Raw records
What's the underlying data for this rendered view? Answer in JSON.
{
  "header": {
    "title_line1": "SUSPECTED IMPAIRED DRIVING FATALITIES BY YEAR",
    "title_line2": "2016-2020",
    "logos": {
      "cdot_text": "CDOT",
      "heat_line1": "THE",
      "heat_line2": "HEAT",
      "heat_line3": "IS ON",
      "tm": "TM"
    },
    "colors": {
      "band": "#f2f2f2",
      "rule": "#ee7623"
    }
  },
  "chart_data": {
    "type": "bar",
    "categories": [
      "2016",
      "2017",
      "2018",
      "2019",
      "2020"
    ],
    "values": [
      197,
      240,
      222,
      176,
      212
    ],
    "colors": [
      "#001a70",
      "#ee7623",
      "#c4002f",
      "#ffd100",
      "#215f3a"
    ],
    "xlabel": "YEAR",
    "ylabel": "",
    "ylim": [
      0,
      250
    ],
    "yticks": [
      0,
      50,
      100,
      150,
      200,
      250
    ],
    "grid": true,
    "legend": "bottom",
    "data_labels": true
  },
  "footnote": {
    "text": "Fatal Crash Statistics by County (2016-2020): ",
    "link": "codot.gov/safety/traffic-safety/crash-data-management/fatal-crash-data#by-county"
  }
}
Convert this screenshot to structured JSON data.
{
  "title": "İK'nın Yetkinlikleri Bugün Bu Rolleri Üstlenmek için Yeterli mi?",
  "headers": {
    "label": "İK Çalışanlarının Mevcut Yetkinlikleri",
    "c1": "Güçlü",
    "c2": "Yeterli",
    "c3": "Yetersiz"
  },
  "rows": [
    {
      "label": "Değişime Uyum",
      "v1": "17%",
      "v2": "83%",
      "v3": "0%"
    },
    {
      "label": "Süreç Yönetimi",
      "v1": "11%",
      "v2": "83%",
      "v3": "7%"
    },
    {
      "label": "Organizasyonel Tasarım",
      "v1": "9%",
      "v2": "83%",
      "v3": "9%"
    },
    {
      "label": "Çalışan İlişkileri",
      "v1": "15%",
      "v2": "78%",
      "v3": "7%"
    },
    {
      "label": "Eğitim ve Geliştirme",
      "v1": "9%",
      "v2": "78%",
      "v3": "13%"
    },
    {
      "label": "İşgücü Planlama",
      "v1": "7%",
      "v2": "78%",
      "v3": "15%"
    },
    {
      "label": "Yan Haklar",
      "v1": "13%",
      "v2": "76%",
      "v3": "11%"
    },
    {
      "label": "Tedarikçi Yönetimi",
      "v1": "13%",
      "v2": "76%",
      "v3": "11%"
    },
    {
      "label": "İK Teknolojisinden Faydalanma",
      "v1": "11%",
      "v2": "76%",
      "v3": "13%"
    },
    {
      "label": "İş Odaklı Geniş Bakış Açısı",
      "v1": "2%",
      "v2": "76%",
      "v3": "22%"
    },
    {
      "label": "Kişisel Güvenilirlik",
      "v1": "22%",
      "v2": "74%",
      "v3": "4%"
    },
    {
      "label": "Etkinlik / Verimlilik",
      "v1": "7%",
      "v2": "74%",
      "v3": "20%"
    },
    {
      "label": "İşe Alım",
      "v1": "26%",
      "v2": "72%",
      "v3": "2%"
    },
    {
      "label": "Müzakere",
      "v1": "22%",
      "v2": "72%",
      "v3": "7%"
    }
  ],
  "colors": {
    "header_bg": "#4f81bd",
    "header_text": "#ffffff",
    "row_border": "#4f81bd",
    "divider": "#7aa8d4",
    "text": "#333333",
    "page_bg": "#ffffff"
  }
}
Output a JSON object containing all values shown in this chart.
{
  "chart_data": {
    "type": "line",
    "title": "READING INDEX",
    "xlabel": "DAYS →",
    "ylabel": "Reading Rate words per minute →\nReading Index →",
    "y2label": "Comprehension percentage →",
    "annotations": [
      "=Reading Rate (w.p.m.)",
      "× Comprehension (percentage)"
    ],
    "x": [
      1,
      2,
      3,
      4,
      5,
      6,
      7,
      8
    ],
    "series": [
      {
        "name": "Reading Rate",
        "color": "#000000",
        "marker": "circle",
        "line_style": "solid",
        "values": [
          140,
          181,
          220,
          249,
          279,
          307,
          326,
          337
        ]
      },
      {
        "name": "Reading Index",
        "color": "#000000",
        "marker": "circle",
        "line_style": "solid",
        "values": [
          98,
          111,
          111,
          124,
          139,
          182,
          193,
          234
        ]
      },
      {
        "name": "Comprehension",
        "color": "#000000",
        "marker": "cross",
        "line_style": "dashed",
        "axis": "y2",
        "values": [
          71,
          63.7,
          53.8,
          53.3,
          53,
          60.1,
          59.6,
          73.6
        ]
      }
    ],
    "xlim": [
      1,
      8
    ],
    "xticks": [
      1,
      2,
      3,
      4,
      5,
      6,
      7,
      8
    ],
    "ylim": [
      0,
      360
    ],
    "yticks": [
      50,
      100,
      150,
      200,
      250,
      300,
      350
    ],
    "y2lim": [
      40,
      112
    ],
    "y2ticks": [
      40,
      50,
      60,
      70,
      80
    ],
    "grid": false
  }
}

> **Task to carry out**
Provide only the count of lines in the material above that hold the word "Yönetimi".

> **Final answer**
2